DOCUMENT EXCERPT:
== Segment start ==

Changed my network settings from dhcp to static IP in a normal everyday /etc/network/interfaces edit...
and you guessed it...
IT BLEW UP X
Wait, what?
Yasssss it fucking blew up X. So I booted to another partition, changed back to dhcp and the fucking thing booted normally, X all good
Are you fucking kidding me that in debian land a simple edit to /etc/network/interface can kill X?
The Xserver transition is still not complete. 85% as of today. But it sounds strange that setting an static IP borks the X anyway.
Did you make that change manually or use Ceni?
Manual.. I will try it again with Ceni and see if that kills it too
I did have the issue with ceni but after looking at the results, ceni had put both eth0 and eth1 in the file .. which cannot happen
So it appears an error can cause X to blow up in an edit. It is possible my initial edit had a blank space where it should not have been.. I do not know, that is just speculation
Are you using wicd-tray or nm-applet?
If yes, then first disable wicd-tray/nm-applet from auto-starting and then retry the manual static-IP procedure and see what happens.
Cheers!!!
^ No.
I always do these changes manually. I used ceni per the Packrat request and it looks like X puked simply because of errors in the interfaces file
No matter the cause, it is bullshit that an entire system can go to shit because of a setting in your network interfaces file
Quote from: VastOne on December 07, 2016, 08:24:44 PM
No matter the cause, it is bullshit that an entire system can go to shit because of a setting in your network interfaces file
It may have just hung at the discover network phase - I've had a similar issue when I was changing from Network Manager to manual for a wired desktop. That was a while ago, but as I recall I left to get a cup of coffee and generally calm down. When I go back, I think it finished booting but with no network. It's like the time out is 2-5 minutes with no error message.

== Segment end ==

(Dataset items)

== Segment start ==

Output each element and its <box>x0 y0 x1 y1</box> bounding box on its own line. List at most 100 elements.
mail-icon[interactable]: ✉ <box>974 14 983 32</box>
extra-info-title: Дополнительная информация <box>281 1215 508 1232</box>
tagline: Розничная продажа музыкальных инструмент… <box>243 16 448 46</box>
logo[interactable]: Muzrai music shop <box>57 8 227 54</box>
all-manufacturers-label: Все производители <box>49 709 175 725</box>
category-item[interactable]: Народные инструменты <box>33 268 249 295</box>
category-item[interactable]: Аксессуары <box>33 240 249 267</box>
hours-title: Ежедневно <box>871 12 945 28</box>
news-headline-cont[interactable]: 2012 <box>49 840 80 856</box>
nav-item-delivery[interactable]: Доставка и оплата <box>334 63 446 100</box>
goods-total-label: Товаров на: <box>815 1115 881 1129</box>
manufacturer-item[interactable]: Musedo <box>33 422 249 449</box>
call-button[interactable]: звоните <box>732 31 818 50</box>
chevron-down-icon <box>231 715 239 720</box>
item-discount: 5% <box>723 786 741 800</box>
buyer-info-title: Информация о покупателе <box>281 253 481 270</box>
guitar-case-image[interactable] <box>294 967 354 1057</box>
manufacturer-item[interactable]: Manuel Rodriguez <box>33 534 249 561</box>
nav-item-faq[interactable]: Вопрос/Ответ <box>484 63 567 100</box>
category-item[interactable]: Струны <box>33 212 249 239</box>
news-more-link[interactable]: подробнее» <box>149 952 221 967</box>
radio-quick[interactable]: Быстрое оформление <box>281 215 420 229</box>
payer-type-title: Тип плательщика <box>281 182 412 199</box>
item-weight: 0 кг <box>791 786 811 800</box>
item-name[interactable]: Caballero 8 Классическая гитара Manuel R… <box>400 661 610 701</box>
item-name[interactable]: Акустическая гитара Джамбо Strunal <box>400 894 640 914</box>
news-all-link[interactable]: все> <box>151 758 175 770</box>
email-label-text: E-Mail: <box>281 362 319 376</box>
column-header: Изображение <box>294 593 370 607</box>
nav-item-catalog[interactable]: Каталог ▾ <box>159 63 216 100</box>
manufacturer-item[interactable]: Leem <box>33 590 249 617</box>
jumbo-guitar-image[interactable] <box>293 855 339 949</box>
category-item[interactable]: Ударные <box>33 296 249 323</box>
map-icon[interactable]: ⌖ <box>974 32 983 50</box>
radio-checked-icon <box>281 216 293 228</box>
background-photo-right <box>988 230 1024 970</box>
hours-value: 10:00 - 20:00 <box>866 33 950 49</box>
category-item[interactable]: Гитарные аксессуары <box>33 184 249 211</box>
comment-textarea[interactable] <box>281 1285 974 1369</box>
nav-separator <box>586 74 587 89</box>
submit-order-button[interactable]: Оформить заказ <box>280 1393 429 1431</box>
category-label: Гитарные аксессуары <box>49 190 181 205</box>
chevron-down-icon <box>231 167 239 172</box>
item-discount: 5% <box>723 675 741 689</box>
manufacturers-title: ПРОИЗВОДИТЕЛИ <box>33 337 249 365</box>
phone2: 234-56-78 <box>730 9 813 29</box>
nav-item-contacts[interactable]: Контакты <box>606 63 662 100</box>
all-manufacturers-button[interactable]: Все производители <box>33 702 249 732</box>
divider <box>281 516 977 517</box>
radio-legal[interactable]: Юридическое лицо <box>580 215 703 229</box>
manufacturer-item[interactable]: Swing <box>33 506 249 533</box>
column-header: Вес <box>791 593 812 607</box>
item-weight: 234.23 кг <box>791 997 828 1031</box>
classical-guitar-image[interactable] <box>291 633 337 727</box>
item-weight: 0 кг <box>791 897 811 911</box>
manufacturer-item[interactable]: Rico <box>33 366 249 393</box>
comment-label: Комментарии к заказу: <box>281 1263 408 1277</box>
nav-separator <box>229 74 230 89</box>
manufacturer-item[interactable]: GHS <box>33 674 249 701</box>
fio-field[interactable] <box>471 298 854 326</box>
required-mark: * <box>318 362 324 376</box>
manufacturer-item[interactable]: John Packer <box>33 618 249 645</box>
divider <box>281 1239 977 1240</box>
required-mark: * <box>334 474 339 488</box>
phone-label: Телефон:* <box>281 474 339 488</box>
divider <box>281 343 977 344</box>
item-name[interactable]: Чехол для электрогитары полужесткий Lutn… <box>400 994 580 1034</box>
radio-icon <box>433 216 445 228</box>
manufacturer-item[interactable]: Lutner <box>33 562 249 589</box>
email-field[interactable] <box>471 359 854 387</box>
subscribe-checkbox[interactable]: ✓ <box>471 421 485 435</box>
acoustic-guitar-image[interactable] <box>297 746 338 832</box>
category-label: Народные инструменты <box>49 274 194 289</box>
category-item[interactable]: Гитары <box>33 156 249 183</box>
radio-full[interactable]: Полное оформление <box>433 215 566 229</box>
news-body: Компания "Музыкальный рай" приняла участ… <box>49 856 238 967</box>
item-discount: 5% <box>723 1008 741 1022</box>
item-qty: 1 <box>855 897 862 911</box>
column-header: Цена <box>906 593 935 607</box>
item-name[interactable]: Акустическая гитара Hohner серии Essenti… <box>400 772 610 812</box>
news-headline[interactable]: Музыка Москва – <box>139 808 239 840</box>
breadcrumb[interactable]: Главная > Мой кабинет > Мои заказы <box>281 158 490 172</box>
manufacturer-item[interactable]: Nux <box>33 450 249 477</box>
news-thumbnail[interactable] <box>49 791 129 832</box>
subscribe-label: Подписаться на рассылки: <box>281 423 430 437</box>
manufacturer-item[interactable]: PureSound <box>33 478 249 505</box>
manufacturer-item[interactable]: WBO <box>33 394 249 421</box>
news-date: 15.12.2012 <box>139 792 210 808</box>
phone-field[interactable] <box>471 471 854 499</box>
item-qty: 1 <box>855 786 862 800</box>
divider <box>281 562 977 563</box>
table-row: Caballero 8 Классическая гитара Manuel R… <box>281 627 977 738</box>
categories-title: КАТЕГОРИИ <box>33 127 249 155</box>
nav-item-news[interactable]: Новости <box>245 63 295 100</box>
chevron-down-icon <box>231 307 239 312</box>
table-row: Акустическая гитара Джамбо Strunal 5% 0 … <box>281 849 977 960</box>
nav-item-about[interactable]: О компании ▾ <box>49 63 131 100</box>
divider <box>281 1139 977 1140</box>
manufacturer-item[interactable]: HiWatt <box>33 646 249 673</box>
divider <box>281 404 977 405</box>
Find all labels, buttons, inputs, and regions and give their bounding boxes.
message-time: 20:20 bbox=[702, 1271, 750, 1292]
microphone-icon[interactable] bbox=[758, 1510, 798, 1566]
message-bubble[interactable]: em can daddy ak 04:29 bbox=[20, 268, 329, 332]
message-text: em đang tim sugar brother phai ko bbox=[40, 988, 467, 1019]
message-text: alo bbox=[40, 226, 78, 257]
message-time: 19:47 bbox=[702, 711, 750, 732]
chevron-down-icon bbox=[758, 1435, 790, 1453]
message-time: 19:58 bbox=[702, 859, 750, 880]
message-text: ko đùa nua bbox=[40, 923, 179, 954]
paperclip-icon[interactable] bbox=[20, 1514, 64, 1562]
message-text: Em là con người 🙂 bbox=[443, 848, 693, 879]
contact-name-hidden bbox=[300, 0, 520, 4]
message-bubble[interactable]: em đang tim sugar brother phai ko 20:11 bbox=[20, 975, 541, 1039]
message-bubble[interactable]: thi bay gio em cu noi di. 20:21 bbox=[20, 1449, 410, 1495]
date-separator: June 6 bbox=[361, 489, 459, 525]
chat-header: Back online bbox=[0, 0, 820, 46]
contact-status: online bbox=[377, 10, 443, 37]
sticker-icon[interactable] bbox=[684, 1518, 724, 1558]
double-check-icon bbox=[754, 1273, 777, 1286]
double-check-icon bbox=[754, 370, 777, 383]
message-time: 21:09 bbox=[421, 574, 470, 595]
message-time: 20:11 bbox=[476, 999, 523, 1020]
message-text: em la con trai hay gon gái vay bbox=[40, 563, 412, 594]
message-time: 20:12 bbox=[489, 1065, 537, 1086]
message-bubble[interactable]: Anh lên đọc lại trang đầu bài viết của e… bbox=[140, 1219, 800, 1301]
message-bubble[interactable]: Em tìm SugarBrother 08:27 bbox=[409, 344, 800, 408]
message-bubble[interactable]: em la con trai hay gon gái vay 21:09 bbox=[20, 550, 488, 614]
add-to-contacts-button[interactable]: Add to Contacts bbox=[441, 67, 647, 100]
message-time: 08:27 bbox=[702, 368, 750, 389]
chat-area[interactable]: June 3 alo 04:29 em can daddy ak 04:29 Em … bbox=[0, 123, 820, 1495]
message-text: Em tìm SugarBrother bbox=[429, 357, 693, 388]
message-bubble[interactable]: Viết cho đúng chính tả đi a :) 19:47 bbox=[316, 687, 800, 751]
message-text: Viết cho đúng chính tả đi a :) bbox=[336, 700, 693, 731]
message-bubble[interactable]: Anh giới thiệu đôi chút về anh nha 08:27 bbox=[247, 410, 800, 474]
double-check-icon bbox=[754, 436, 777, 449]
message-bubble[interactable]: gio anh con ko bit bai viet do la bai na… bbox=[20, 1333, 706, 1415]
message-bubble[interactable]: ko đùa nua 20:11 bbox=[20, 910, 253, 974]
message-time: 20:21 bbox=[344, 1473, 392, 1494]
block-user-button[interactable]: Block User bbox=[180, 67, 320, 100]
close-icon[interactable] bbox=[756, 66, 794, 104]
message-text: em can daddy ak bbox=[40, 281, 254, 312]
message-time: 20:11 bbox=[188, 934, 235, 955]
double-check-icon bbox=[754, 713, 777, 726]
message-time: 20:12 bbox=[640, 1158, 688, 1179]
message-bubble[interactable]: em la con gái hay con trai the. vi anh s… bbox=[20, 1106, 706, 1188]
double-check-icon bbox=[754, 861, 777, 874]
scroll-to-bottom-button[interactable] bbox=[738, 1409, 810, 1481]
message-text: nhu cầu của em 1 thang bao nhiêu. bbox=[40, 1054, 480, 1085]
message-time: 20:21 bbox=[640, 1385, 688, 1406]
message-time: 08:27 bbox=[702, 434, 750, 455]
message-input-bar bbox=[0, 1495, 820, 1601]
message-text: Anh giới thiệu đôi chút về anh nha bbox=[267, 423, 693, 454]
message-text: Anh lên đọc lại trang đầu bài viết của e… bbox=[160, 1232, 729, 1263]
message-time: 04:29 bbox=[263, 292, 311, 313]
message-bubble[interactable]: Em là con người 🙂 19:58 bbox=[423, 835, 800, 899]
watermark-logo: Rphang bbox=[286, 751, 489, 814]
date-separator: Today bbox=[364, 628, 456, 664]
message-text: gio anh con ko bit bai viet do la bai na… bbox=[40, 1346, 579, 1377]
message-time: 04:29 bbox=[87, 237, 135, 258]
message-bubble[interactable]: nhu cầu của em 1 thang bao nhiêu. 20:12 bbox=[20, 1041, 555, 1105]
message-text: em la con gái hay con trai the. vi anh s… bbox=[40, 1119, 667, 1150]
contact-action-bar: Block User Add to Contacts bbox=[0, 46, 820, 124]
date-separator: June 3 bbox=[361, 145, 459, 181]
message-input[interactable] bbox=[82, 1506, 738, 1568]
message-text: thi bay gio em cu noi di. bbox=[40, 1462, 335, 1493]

== Segment end ==

WHAT YOU WILL DO:
1. In the network settings thread, what did ceni put in the file that could not happen?
2. Translate this sentence from the network settings thread into Spanish: "The Xserver transition is still not complete."
3. Reproduce the network settings thread from "Changed my network" up to and including "the X anyway.".
The rows are not needed for this work.

RESULTS OF THE TASKS:
1. Both eth0 and eth1.

2. La transición del Xserver todavía no está completa.

3.
Changed my network settings from dhcp to static IP in a normal everyday /etc/network/interfaces edit...
and you guessed it...
IT BLEW UP X
Wait, what?
Yasssss it fucking blew up X. So I booted to another partition, changed back to dhcp and the fucking thing booted normally, X all good
Are you fucking kidding me that in debian land a simple edit to /etc/network/interface can kill X?
The Xserver transition is still not complete. 85% as of today. But it sounds strange that setting an static IP borks the X anyway.